Nel brano sulla sostenibilità, quali obiettivi sono definiti ancora più stringenti di quelli dell'Agenda 2030?

**BRANO:**
----

In un contesto attuale sempre più indifferente verso la sostenibilità, se non apertamente contrario, risulta sempre più problematico il raggiungimento degli Obiettivi dell’Agenda 2030 e ancor maggiormente quelli più stringenti del 2050. A meno di imprevedibili mutamenti, soltanto pochi Stati, nel panorama dei circa 200 Paesi nel mondo, riusciranno a conseguire al proprio interno una soddisfacente sostenibilità.

Tuttavia, anche se le classi dominanti delle diverse nazioni sono in varia misura poco sensibili alle tendenze verso uno sviluppo sostenibile, fortunatamente si sono ormai diffuse convinzioni e best practice, in molti strati della popolazione e delle organizzazioni, tali per cui il virtuoso percorso  iniziale compiuto non si esaurirà, ma progredirà, sebbene più lentamente e con maggiori difficoltà rispetto ad uno scenario globale di totale condivisione degli obiettivi. Si tratta, soltanto per fare qualche esempio: del variegato comparto dell’economia sociale, delle imprese e dei consumatori socialmente responsabili, della parte più accreditata della ricerca scientifica, di molti movimenti laici e cattolici e delle stesse imprese for profit, le quali, sempre più numerose, presentano al proprio interno spinte radicali al cambiamento ormai a tutti i livelli (da quelli manageriali e dirigenziali a quelli operativi).

----

**RECORD DEL DATASET:**
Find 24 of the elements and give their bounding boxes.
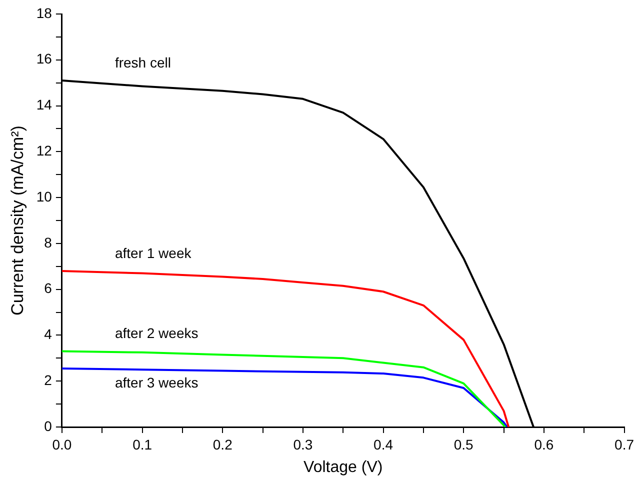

----

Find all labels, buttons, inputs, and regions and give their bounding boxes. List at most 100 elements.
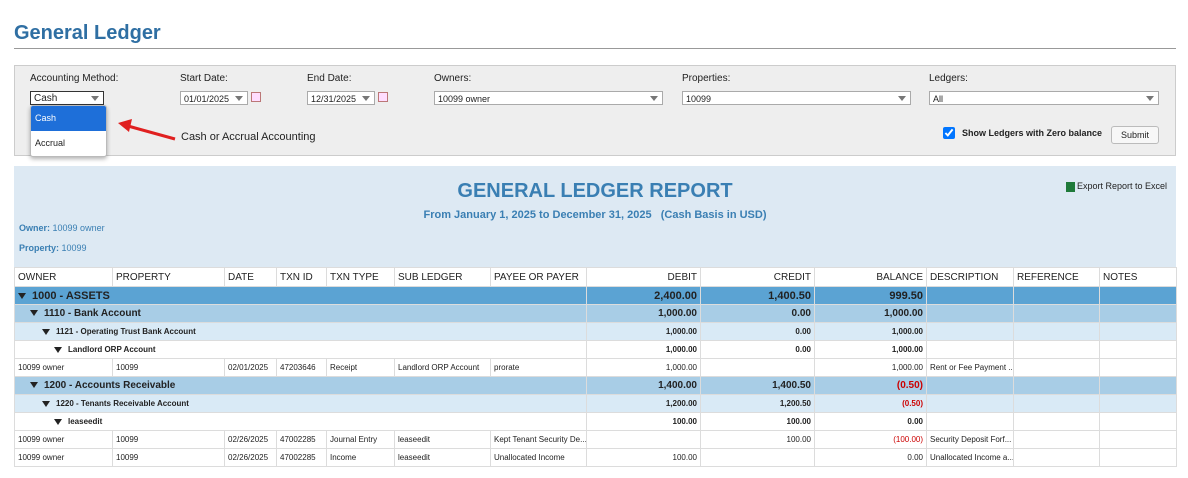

----

**RISPOSTA CORRETTA:**
Quelli del 2050.